* **GIVEN TASK**:
Repeat all entries exactly.
## START RECORDS PROVIDED
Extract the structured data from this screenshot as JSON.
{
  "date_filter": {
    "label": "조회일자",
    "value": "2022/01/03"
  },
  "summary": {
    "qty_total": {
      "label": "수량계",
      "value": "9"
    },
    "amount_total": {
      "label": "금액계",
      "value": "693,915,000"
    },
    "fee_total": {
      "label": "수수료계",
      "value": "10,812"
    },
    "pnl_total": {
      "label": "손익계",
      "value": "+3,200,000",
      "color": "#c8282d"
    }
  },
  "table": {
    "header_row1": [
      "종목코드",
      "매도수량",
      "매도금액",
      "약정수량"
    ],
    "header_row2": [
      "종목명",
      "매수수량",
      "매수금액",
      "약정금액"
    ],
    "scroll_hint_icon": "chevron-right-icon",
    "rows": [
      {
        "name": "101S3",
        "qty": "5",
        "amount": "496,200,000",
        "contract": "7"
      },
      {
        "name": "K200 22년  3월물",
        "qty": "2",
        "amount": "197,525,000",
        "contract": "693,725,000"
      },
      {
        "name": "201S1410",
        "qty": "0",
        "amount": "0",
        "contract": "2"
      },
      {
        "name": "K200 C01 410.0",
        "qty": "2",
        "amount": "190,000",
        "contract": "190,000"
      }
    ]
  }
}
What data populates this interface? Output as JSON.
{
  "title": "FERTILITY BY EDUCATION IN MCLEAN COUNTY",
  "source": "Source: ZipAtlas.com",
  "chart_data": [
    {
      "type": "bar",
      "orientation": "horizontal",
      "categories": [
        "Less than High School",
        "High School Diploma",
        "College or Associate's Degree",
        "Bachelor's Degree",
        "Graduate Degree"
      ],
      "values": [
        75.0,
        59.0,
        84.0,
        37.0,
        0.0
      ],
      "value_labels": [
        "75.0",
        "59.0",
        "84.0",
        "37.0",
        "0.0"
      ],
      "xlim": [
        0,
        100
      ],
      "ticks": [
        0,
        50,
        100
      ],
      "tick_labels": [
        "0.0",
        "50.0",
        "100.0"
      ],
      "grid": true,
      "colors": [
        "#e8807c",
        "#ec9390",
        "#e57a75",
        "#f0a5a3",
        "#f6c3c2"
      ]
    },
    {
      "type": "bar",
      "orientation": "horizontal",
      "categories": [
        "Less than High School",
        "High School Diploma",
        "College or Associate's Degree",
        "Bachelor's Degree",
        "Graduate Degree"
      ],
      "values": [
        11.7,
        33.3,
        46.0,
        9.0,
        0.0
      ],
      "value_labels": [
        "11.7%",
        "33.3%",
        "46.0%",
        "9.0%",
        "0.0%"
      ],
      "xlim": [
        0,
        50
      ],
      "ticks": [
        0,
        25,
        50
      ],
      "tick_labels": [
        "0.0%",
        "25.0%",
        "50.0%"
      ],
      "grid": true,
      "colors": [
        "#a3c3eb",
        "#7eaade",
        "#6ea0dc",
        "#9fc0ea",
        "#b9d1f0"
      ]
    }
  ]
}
## END RECORDS PROVIDED
* **THE REPLY**:
Extract the structured data from this screenshot as JSON.
{
  "date_filter": {
    "label": "조회일자",
    "value": "2022/01/03"
  },
  "summary": {
    "qty_total": {
      "label": "수량계",
      "value": "9"
    },
    "amount_total": {
      "label": "금액계",
      "value": "693,915,000"
    },
    "fee_total": {
      "label": "수수료계",
      "value": "10,812"
    },
    "pnl_total": {
      "label": "손익계",
      "value": "+3,200,000",
      "color": "#c8282d"
    }
  },
  "table": {
    "header_row1": [
      "종목코드",
      "매도수량",
      "매도금액",
      "약정수량"
    ],
    "header_row2": [
      "종목명",
      "매수수량",
      "매수금액",
      "약정금액"
    ],
    "scroll_hint_icon": "chevron-right-icon",
    "rows": [
      {
        "name": "101S3",
        "qty": "5",
        "amount": "496,200,000",
        "contract": "7"
      },
      {
        "name": "K200 22년  3월물",
        "qty": "2",
        "amount": "197,525,000",
        "contract": "693,725,000"
      },
      {
        "name": "201S1410",
        "qty": "0",
        "amount": "0",
        "contract": "2"
      },
      {
        "name": "K200 C01 410.0",
        "qty": "2",
        "amount": "190,000",
        "contract": "190,000"
      }
    ]
  }
}
What data populates this interface? Output as JSON.
{
  "title": "FERTILITY BY EDUCATION IN MCLEAN COUNTY",
  "source": "Source: ZipAtlas.com",
  "chart_data": [
    {
      "type": "bar",
      "orientation": "horizontal",
      "categories": [
        "Less than High School",
        "High School Diploma",
        "College or Associate's Degree",
        "Bachelor's Degree",
        "Graduate Degree"
      ],
      "values": [
        75.0,
        59.0,
        84.0,
        37.0,
        0.0
      ],
      "value_labels": [
        "75.0",
        "59.0",
        "84.0",
        "37.0",
        "0.0"
      ],
      "xlim": [
        0,
        100
      ],
      "ticks": [
        0,
        50,
        100
      ],
      "tick_labels": [
        "0.0",
        "50.0",
        "100.0"
      ],
      "grid": true,
      "colors": [
        "#e8807c",
        "#ec9390",
        "#e57a75",
        "#f0a5a3",
        "#f6c3c2"
      ]
    },
    {
      "type": "bar",
      "orientation": "horizontal",
      "categories": [
        "Less than High School",
        "High School Diploma",
        "College or Associate's Degree",
        "Bachelor's Degree",
        "Graduate Degree"
      ],
      "values": [
        11.7,
        33.3,
        46.0,
        9.0,
        0.0
      ],
      "value_labels": [
        "11.7%",
        "33.3%",
        "46.0%",
        "9.0%",
        "0.0%"
      ],
      "xlim": [
        0,
        50
      ],
      "ticks": [
        0,
        25,
        50
      ],
      "tick_labels": [
        "0.0%",
        "25.0%",
        "50.0%"
      ],
      "grid": true,
      "colors": [
        "#a3c3eb",
        "#7eaade",
        "#6ea0dc",
        "#9fc0ea",
        "#b9d1f0"
      ]
    }
  ]
}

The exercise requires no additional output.